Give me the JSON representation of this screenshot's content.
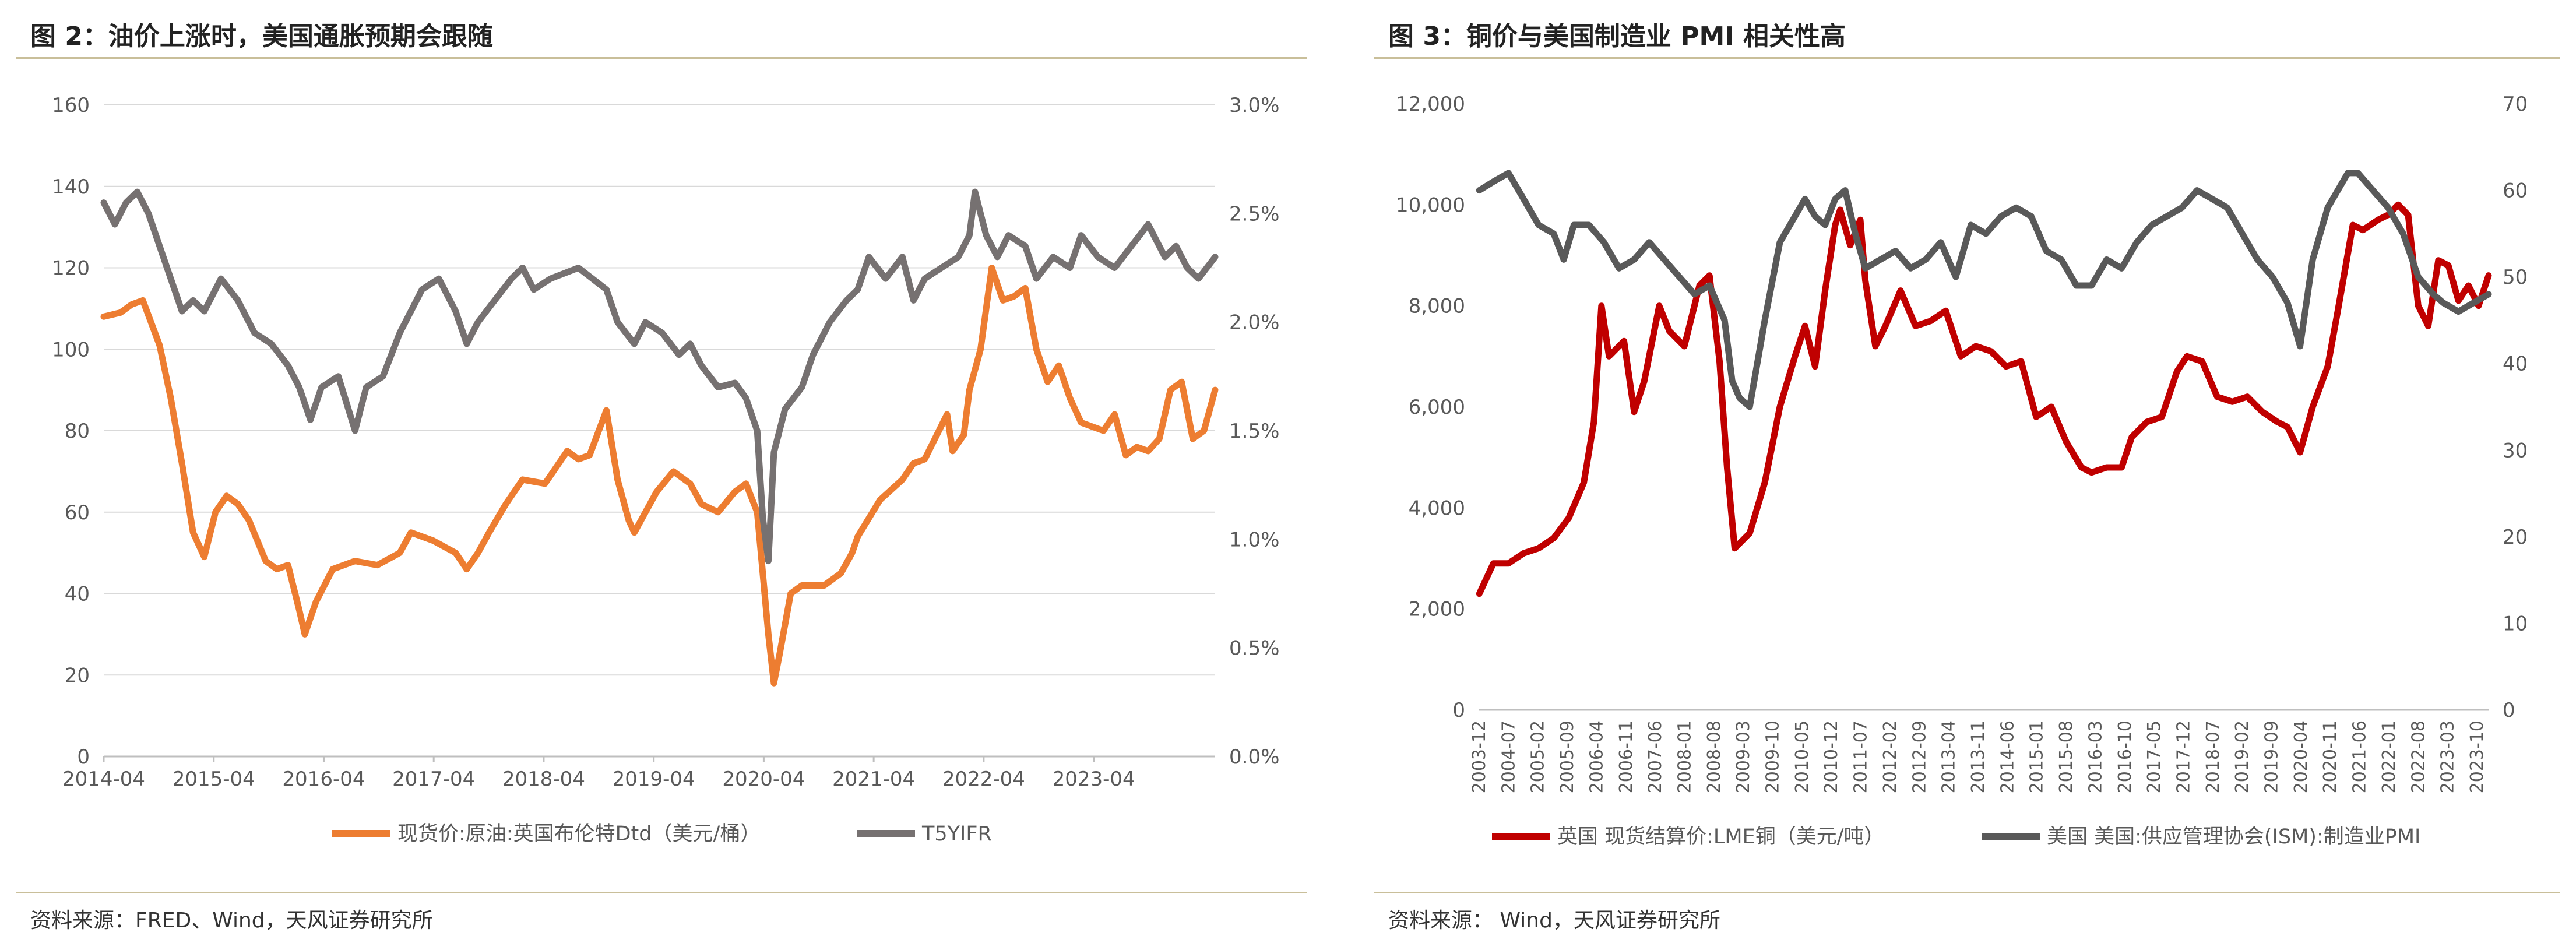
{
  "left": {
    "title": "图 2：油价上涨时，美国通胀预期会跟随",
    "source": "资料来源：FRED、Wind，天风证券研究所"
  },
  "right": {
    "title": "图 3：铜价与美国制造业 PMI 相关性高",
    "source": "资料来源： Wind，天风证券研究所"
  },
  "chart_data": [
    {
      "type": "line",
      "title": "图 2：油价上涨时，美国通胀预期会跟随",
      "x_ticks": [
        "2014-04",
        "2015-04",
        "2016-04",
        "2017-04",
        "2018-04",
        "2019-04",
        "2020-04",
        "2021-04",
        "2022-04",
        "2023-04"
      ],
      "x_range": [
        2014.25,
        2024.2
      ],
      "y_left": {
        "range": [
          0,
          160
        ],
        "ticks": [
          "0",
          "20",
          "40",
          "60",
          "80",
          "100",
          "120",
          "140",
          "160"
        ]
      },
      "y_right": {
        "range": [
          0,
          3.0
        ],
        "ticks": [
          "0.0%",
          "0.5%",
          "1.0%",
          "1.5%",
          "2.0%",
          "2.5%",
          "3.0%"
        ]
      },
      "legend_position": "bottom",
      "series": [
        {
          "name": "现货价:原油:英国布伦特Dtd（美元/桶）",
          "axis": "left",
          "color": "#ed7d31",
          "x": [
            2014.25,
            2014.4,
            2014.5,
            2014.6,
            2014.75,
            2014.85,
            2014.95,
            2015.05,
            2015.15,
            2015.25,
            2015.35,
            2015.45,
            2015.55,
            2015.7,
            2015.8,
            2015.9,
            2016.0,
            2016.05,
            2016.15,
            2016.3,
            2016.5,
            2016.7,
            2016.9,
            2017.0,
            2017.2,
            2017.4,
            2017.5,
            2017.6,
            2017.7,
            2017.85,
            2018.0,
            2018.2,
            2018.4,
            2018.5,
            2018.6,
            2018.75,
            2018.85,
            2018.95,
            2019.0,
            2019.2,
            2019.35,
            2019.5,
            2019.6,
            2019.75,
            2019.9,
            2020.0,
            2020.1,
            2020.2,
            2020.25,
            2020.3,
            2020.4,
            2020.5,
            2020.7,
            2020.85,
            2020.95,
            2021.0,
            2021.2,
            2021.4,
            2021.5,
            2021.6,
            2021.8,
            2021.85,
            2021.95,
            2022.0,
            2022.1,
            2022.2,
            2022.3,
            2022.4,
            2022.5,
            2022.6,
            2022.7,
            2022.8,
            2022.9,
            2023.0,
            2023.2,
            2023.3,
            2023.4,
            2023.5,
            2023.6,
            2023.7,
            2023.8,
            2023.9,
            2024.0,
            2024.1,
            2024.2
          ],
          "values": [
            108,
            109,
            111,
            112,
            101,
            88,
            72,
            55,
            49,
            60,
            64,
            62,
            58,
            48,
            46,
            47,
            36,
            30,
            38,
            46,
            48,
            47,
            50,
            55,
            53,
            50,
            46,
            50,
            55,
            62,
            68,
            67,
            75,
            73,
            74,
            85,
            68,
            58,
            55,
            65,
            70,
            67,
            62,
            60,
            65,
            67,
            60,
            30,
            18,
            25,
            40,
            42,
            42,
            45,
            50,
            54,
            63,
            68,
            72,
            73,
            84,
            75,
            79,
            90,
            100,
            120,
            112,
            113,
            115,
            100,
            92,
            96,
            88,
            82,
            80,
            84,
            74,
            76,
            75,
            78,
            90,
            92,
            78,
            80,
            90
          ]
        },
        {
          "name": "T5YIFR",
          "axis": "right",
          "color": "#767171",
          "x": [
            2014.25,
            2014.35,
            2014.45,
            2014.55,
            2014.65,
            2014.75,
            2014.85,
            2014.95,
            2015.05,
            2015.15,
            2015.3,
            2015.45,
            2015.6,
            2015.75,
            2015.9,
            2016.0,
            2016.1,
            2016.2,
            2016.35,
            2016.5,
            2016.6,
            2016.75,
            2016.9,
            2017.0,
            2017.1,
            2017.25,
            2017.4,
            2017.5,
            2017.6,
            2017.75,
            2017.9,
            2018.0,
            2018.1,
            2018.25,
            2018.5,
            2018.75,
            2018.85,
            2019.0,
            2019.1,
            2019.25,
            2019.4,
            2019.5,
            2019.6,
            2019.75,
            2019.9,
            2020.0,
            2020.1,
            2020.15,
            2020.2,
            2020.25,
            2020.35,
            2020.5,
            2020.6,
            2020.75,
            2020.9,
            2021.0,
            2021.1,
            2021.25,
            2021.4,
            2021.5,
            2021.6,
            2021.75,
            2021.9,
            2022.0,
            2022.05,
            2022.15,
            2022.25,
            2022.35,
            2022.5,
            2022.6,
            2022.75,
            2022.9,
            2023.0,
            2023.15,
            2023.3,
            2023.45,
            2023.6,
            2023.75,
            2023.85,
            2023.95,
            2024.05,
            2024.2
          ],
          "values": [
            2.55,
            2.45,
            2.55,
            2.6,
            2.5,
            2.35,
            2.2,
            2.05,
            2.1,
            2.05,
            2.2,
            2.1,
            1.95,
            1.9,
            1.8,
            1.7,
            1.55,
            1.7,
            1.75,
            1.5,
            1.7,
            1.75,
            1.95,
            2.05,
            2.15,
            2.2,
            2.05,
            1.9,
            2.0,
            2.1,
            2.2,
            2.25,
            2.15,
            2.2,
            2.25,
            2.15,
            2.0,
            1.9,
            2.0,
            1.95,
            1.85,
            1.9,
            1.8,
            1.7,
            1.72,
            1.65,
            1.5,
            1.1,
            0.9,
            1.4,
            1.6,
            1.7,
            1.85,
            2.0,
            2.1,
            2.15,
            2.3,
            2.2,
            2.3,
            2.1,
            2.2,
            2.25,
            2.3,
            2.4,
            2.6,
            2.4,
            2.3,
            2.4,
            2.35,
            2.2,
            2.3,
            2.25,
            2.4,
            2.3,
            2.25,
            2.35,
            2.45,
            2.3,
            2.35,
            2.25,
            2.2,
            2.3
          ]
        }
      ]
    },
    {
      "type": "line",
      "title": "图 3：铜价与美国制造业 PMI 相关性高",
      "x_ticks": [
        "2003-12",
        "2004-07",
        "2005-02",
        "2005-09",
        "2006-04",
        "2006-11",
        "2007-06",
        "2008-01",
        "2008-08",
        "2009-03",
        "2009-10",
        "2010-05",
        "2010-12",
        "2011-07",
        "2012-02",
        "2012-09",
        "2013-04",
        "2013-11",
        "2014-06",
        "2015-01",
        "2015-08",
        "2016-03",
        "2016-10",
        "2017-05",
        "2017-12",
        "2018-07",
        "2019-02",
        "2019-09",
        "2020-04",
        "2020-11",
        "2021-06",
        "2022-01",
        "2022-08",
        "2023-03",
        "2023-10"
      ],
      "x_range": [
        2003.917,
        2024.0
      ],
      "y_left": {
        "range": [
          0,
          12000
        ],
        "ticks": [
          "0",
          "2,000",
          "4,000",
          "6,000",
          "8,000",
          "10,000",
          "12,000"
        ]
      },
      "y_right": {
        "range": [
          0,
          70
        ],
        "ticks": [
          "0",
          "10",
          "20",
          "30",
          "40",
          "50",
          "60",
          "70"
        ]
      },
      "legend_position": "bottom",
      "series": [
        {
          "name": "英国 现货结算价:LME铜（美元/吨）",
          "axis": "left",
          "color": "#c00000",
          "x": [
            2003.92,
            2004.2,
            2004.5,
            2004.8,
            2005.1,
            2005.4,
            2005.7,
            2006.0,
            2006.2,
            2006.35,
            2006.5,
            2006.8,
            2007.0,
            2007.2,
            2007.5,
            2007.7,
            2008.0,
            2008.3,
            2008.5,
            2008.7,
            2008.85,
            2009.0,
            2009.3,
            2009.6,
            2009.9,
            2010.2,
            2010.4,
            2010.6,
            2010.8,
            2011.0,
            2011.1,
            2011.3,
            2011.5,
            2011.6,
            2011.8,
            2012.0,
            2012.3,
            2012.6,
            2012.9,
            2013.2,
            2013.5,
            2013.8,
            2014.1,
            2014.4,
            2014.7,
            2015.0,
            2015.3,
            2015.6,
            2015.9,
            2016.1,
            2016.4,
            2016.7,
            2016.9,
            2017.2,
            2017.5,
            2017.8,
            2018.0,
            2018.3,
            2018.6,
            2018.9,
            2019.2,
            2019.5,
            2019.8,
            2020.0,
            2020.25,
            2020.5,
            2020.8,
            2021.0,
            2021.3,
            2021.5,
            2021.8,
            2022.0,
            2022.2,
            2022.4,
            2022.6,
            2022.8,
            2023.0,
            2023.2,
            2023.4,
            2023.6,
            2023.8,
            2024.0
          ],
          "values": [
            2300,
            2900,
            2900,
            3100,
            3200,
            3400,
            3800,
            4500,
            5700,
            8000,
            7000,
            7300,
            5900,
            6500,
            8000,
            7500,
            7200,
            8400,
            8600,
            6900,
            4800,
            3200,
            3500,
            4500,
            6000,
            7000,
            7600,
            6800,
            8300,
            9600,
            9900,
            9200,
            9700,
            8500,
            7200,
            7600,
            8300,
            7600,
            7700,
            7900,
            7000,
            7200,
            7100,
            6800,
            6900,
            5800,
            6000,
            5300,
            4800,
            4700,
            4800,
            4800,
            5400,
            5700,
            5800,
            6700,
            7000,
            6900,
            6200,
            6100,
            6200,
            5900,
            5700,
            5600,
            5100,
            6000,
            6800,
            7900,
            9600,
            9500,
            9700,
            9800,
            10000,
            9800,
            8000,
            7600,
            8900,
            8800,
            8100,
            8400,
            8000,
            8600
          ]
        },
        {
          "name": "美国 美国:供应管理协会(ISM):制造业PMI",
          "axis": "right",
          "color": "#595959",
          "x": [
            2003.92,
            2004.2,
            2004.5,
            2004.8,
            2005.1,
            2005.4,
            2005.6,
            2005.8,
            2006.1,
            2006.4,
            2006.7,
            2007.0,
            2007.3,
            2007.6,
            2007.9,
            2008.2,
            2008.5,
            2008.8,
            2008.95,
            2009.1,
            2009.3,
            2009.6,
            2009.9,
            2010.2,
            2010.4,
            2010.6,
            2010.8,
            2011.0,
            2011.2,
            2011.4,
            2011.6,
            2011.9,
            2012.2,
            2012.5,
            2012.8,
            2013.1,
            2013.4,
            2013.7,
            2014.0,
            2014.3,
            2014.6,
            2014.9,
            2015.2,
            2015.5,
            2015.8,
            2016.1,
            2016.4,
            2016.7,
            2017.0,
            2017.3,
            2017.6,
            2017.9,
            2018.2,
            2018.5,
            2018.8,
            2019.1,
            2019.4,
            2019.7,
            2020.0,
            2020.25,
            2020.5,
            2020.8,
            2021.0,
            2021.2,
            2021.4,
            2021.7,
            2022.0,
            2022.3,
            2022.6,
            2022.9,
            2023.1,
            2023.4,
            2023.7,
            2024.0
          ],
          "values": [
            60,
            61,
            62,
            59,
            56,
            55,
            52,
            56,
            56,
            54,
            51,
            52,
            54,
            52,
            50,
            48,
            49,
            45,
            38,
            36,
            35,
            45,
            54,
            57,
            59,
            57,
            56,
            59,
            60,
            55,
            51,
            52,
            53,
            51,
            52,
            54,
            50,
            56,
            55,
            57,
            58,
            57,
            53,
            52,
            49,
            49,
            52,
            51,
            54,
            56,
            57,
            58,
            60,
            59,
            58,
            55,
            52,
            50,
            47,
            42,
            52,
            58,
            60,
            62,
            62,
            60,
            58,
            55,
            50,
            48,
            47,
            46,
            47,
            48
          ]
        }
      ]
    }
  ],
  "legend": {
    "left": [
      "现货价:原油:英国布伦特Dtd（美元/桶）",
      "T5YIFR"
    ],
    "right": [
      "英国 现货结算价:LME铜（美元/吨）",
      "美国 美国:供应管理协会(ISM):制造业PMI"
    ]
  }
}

Task directions: Look through the entries above and report each line where the string "相关性高" occurs.

Result for this task:
    "title": "图 3：铜价与美国制造业 PMI 相关性高",
      "title": "图 3：铜价与美国制造业 PMI 相关性高",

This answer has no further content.